WRITTEN PROBLEM: Set out the lines below as a numbered list, from the first line up to and including the line containing "x-tick-label: 18:00 <box>1100", leaving out any blank lines.

------

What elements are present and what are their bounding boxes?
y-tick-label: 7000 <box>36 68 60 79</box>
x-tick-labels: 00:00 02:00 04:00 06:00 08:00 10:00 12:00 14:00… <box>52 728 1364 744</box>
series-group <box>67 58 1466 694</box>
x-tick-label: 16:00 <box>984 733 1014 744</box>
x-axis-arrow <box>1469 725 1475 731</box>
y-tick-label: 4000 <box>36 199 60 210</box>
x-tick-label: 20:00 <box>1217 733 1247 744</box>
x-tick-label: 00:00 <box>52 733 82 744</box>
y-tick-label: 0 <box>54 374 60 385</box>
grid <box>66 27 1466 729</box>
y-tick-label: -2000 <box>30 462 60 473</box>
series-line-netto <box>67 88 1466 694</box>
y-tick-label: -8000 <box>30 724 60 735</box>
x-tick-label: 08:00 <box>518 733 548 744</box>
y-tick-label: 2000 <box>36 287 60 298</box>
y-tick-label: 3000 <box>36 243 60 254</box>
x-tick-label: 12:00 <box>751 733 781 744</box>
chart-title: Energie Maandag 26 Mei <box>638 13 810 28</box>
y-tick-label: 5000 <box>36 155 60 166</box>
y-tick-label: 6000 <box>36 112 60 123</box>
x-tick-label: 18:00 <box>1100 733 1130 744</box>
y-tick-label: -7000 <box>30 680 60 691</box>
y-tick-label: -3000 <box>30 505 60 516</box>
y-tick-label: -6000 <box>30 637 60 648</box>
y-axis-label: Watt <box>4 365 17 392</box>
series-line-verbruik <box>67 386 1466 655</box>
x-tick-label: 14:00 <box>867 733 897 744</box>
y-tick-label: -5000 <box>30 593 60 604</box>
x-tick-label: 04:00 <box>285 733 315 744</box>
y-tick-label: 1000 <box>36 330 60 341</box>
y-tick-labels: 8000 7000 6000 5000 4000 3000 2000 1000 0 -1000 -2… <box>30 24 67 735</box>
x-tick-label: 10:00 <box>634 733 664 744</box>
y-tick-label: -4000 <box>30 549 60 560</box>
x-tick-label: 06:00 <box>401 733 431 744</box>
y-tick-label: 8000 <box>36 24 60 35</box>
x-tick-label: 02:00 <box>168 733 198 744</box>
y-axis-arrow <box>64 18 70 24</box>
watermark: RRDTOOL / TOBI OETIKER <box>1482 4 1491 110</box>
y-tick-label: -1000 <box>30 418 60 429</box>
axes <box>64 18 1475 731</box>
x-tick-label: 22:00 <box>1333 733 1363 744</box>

------

RESULT BELOW:
1. What elements are present and what are their bounding boxes?
2. y-tick-label: 7000 <box>36 68 60 79</box>
3. x-tick-labels: 00:00 02:00 04:00 06:00 08:00 10:00 12:00 14:00… <box>52 728 1364 744</box>
4. series-group <box>67 58 1466 694</box>
5. x-tick-label: 16:00 <box>984 733 1014 744</box>
6. x-axis-arrow <box>1469 725 1475 731</box>
7. y-tick-label: 4000 <box>36 199 60 210</box>
8. x-tick-label: 20:00 <box>1217 733 1247 744</box>
9. x-tick-label: 00:00 <box>52 733 82 744</box>
10. y-tick-label: 0 <box>54 374 60 385</box>
11. grid <box>66 27 1466 729</box>
12. y-tick-label: -2000 <box>30 462 60 473</box>
13. series-line-netto <box>67 88 1466 694</box>
14. y-tick-label: -8000 <box>30 724 60 735</box>
15. x-tick-label: 08:00 <box>518 733 548 744</box>
16. y-tick-label: 2000 <box>36 287 60 298</box>
17. y-tick-label: 3000 <box>36 243 60 254</box>
18. x-tick-label: 12:00 <box>751 733 781 744</box>
19. chart-title: Energie Maandag 26 Mei <box>638 13 810 28</box>
20. y-tick-label: 5000 <box>36 155 60 166</box>
21. y-tick-label: 6000 <box>36 112 60 123</box>
22. x-tick-label: 18:00 <box>1100 733 1130 744</box>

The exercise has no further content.